=== Source document ===

The goal of this research was to assess risk factors for DASM in a community sample of frequent marijuana users. We advance prior research via analysis of risk factors for SMWD, a distinction that may pose even greater risk than DASM. As compared to DASM, SMWD may increase risk for driving during peak marijuana-related behavioral impairment and may increase the risk of arrest for both driving while in possession of marijuana and driving under the influence of marijuana. The psychoactive effect of marijuana is experienced almost immediately after smoking, peaking after approximately 30 minutes and lasting 1–3 hours (Grotenhermen, 2003). Consequently, marijuana intoxication would likely coincide with driving if someone is smoking in a vehicle but may or may not be at peak levels if it is smoked at some point before driving. Despite challenges with roadside testing for marijuana intoxication (Looby et al., 2007), evidence of SMWD carries stronger implications for the criminal offense of driving under the influence of marijuana, again distinguishing this as a potentially more risky behavior. Furthermore, much like smoking tobacco cigarettes while driving (Stevens & Minton, 2001), handling marijuana materials while driving detracts from attention to the road and surroundings. Coupled with established impairments in attention and concentration during marijuana intoxication (Crane et al., 2013; Ramaekers et al., 2009), SMWD ultimately places the driver, passengers, and others at risk.

Present study

Guided by SLT and prior research, we hypothesized that the following risk factors would be associated with greater levels of driving while under the influence of marijuana (DASM and SMWD): stronger positive marijuana outcome expectancies, weaker negative marijuana outcome expectancies, lower perceived dangerousness, lower perceived likelihood of negative consequences of driving while under the influence of marijuana, and less salient perceived driving-related peer norms measured by perceived peer disapproval of driving during/after smoking and perceived refusal to ride with a driver who had smoked or was smoking marijuana.

===

Work to complete
Please copy the marijuana and driving passage above word for word, from "Present study" to "was smoking marijuana.".

=== Available data ===

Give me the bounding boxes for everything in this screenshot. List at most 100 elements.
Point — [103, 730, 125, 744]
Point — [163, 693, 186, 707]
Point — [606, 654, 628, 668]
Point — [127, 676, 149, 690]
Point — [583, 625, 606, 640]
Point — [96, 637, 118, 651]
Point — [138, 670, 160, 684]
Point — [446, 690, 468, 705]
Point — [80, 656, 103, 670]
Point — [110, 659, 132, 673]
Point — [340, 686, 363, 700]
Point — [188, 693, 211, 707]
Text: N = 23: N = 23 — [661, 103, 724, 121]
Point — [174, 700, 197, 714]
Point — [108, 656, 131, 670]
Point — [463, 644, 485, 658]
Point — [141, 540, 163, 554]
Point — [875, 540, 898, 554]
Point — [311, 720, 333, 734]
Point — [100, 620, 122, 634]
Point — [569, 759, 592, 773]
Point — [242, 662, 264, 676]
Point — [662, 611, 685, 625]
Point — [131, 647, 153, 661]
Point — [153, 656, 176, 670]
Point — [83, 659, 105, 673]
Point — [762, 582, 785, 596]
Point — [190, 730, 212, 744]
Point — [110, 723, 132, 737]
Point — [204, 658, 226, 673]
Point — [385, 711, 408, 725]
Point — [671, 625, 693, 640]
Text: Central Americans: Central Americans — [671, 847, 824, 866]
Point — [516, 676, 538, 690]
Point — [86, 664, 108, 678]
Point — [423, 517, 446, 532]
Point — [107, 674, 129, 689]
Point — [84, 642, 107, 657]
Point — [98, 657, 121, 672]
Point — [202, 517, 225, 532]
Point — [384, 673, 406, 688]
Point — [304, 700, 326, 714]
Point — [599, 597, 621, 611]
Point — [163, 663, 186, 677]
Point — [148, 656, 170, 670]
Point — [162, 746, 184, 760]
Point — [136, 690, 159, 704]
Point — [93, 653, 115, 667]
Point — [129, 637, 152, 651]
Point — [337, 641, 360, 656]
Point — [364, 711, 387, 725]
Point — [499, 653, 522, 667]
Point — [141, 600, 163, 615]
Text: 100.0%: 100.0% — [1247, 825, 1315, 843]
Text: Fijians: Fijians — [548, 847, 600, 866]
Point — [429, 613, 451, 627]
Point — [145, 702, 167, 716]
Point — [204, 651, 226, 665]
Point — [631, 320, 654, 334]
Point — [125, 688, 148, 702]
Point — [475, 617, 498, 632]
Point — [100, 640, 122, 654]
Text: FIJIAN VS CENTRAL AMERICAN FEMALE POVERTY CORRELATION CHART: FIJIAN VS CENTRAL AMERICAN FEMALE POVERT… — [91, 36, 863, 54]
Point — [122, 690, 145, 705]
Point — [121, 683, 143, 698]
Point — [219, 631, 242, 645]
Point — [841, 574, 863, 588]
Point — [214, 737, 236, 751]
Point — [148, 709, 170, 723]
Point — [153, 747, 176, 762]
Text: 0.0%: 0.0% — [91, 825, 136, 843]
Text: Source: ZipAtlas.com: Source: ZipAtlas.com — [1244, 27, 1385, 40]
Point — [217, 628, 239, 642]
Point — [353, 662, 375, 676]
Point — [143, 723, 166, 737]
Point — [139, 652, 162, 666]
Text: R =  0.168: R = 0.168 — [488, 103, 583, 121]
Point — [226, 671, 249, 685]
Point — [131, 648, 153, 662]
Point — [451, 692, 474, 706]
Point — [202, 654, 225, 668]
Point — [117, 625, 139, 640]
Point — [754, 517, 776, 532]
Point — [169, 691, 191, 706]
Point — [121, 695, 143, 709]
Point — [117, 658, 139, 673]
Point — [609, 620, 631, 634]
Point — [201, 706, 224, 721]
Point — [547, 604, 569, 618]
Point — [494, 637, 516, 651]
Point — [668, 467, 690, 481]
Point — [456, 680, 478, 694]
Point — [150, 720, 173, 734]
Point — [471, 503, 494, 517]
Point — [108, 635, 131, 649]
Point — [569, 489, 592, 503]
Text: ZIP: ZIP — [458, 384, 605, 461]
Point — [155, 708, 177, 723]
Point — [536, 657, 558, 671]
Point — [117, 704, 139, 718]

===

Solved problem
Present study

Guided by SLT and prior research, we hypothesized that the following risk factors would be associated with greater levels of driving while under the influence of marijuana (DASM and SMWD): stronger positive marijuana outcome expectancies, weaker negative marijuana outcome expectancies, lower perceived dangerousness, lower perceived likelihood of negative consequences of driving while under the influence of marijuana, and less salient perceived driving-related peer norms measured by perceived peer disapproval of driving during/after smoking and perceived refusal to ride with a driver who had smoked or was smoking marijuana.